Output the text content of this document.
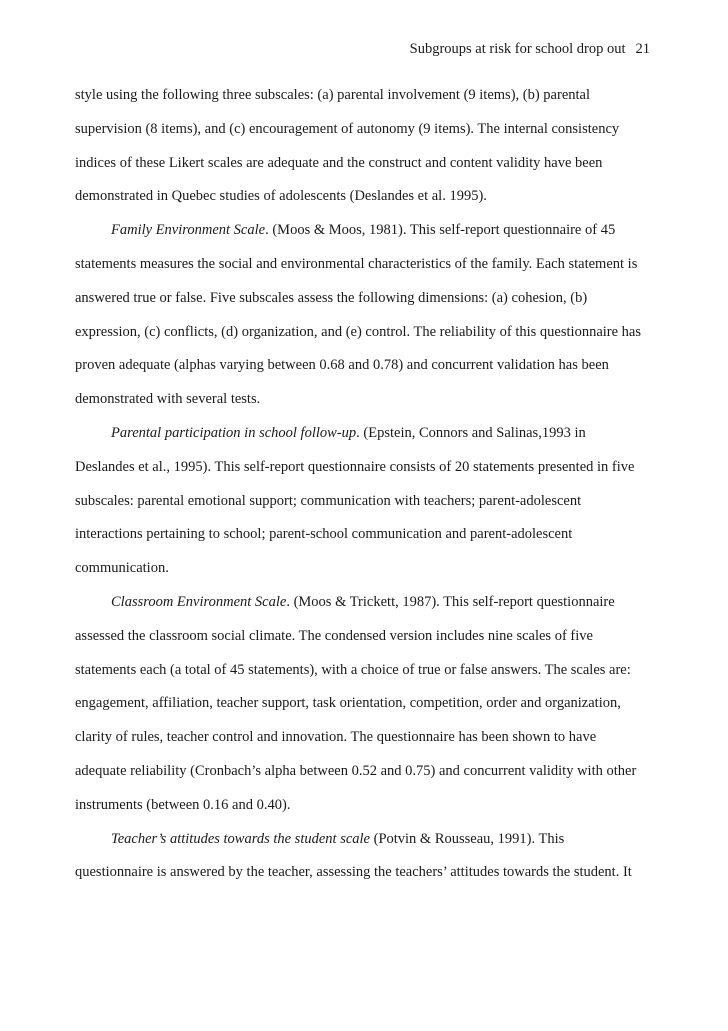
Subgroups at risk for school drop out 21
style using the following three subscales: (a) parental involvement (9 items), (b) parental
supervision (8 items), and (c) encouragement of autonomy (9 items). The internal consistency
indices of these Likert scales are adequate and the construct and content validity have been
demonstrated in Quebec studies of adolescents (Deslandes et al. 1995).
Family Environment Scale. (Moos & Moos, 1981). This self-report questionnaire of 45
statements measures the social and environmental characteristics of the family. Each statement is
answered true or false. Five subscales assess the following dimensions: (a) cohesion, (b)
expression, (c) conflicts, (d) organization, and (e) control. The reliability of this questionnaire has
proven adequate (alphas varying between 0.68 and 0.78) and concurrent validation has been
demonstrated with several tests.
Parental participation in school follow-up. (Epstein, Connors and Salinas,1993 in
Deslandes et al., 1995). This self-report questionnaire consists of 20 statements presented in five
subscales: parental emotional support; communication with teachers; parent-adolescent
interactions pertaining to school; parent-school communication and parent-adolescent
communication.
Classroom Environment Scale. (Moos & Trickett, 1987). This self-report questionnaire
assessed the classroom social climate. The condensed version includes nine scales of five
statements each (a total of 45 statements), with a choice of true or false answers. The scales are:
engagement, affiliation, teacher support, task orientation, competition, order and organization,
clarity of rules, teacher control and innovation. The questionnaire has been shown to have
adequate reliability (Cronbach’s alpha between 0.52 and 0.75) and concurrent validity with other
instruments (between 0.16 and 0.40).
Teacher’s attitudes towards the student scale (Potvin & Rousseau, 1991). This
questionnaire is answered by the teacher, assessing the teachers’ attitudes towards the student. It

- **Problem to work on**:
Check each line of the entries for the string "teachers". Copy the lines that have it.

- **Solved exercise**:
subscales: parental emotional support; communication with teachers; parent-adolescent
questionnaire is answered by the teacher, assessing the teachers’ attitudes towards the student. It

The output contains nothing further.